WHAT THIS TASK INVOLVES: Using the data below, repeat all of it precisely.

SUPPLIED DATA:
-- start --

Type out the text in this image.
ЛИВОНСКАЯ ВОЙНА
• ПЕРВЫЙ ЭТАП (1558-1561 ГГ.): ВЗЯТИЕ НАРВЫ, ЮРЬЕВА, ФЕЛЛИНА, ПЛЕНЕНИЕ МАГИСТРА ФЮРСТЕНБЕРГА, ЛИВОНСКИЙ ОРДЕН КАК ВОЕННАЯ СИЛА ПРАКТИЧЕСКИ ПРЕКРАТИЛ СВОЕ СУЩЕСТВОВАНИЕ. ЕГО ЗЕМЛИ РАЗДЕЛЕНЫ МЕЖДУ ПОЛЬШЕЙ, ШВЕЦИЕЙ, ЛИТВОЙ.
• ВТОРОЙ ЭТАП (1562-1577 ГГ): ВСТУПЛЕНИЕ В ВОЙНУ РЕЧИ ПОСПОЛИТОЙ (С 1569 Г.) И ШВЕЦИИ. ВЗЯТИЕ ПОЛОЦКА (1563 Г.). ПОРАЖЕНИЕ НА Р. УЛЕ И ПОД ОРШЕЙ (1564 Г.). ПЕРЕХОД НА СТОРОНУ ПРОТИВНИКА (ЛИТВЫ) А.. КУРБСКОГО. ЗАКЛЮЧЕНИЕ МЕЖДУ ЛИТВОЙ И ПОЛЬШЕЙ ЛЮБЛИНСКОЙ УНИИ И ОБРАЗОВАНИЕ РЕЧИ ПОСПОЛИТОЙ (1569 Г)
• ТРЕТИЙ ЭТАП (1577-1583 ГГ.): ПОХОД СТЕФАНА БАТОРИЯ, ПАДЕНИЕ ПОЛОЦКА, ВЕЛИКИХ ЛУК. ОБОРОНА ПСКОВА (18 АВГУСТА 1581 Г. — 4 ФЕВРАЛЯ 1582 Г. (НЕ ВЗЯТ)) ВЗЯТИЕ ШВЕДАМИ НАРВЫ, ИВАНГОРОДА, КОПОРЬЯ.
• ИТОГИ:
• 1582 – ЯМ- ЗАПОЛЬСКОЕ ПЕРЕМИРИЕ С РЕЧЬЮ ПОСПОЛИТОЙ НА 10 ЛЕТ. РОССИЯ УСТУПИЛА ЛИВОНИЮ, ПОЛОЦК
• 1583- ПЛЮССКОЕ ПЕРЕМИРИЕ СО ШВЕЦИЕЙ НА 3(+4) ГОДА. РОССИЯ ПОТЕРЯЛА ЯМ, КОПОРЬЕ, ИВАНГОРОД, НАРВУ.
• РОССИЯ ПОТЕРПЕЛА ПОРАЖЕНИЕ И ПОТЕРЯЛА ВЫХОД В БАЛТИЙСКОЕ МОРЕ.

-- end --

REPLY:
Type out the text in this image.
ЛИВОНСКАЯ ВОЙНА
• ПЕРВЫЙ ЭТАП (1558-1561 ГГ.): ВЗЯТИЕ НАРВЫ, ЮРЬЕВА, ФЕЛЛИНА, ПЛЕНЕНИЕ МАГИСТРА ФЮРСТЕНБЕРГА, ЛИВОНСКИЙ ОРДЕН КАК ВОЕННАЯ СИЛА ПРАКТИЧЕСКИ ПРЕКРАТИЛ СВОЕ СУЩЕСТВОВАНИЕ. ЕГО ЗЕМЛИ РАЗДЕЛЕНЫ МЕЖДУ ПОЛЬШЕЙ, ШВЕЦИЕЙ, ЛИТВОЙ.
• ВТОРОЙ ЭТАП (1562-1577 ГГ): ВСТУПЛЕНИЕ В ВОЙНУ РЕЧИ ПОСПОЛИТОЙ (С 1569 Г.) И ШВЕЦИИ. ВЗЯТИЕ ПОЛОЦКА (1563 Г.). ПОРАЖЕНИЕ НА Р. УЛЕ И ПОД ОРШЕЙ (1564 Г.). ПЕРЕХОД НА СТОРОНУ ПРОТИВНИКА (ЛИТВЫ) А.. КУРБСКОГО. ЗАКЛЮЧЕНИЕ МЕЖДУ ЛИТВОЙ И ПОЛЬШЕЙ ЛЮБЛИНСКОЙ УНИИ И ОБРАЗОВАНИЕ РЕЧИ ПОСПОЛИТОЙ (1569 Г)
• ТРЕТИЙ ЭТАП (1577-1583 ГГ.): ПОХОД СТЕФАНА БАТОРИЯ, ПАДЕНИЕ ПОЛОЦКА, ВЕЛИКИХ ЛУК. ОБОРОНА ПСКОВА (18 АВГУСТА 1581 Г. — 4 ФЕВРАЛЯ 1582 Г. (НЕ ВЗЯТ)) ВЗЯТИЕ ШВЕДАМИ НАРВЫ, ИВАНГОРОДА, КОПОРЬЯ.
• ИТОГИ:
• 1582 – ЯМ- ЗАПОЛЬСКОЕ ПЕРЕМИРИЕ С РЕЧЬЮ ПОСПОЛИТОЙ НА 10 ЛЕТ. РОССИЯ УСТУПИЛА ЛИВОНИЮ, ПОЛОЦК
• 1583- ПЛЮССКОЕ ПЕРЕМИРИЕ СО ШВЕЦИЕЙ НА 3(+4) ГОДА. РОССИЯ ПОТЕРЯЛА ЯМ, КОПОРЬЕ, ИВАНГОРОД, НАРВУ.
• РОССИЯ ПОТЕРПЕЛА ПОРАЖЕНИЕ И ПОТЕРЯЛА ВЫХОД В БАЛТИЙСКОЕ МОРЕ.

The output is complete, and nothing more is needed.